> THE EXERCISE
Restate the records that follow word for word; no pictures should appear.

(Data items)

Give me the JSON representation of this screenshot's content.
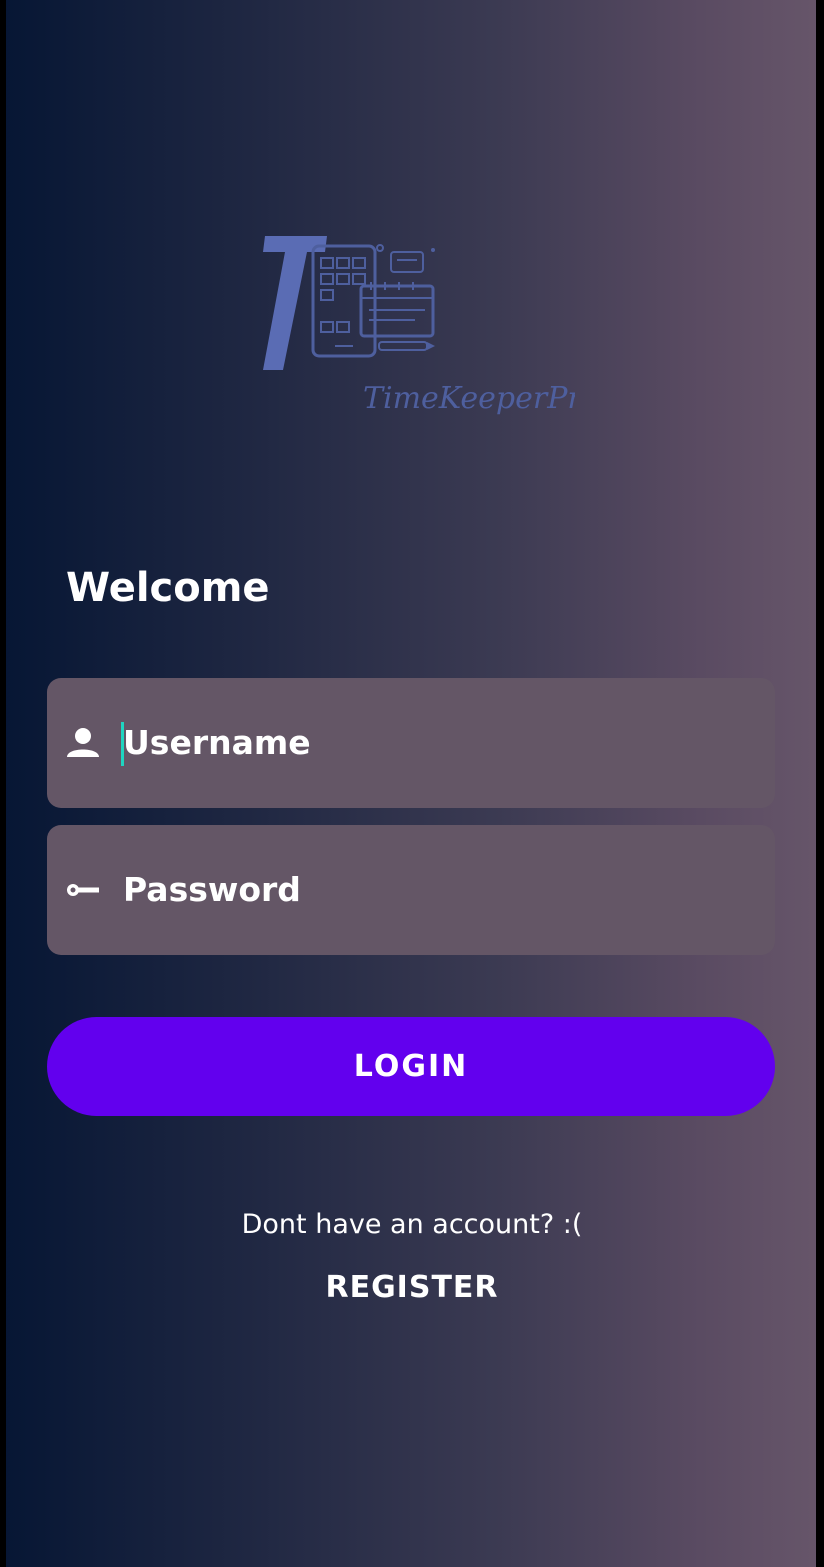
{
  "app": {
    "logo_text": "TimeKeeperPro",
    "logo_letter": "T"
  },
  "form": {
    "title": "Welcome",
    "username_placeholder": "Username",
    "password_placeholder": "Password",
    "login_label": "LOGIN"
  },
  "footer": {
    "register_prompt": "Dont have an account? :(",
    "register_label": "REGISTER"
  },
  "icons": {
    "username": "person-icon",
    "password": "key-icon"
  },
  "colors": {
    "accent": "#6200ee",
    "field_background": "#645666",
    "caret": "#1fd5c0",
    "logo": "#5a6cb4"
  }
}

> RESULT OF THIS EXERCISE
Give me the JSON representation of this screenshot's content.
{
  "app": {
    "logo_text": "TimeKeeperPro",
    "logo_letter": "T"
  },
  "form": {
    "title": "Welcome",
    "username_placeholder": "Username",
    "password_placeholder": "Password",
    "login_label": "LOGIN"
  },
  "footer": {
    "register_prompt": "Dont have an account? :(",
    "register_label": "REGISTER"
  },
  "icons": {
    "username": "person-icon",
    "password": "key-icon"
  },
  "colors": {
    "accent": "#6200ee",
    "field_background": "#645666",
    "caret": "#1fd5c0",
    "logo": "#5a6cb4"
  }
}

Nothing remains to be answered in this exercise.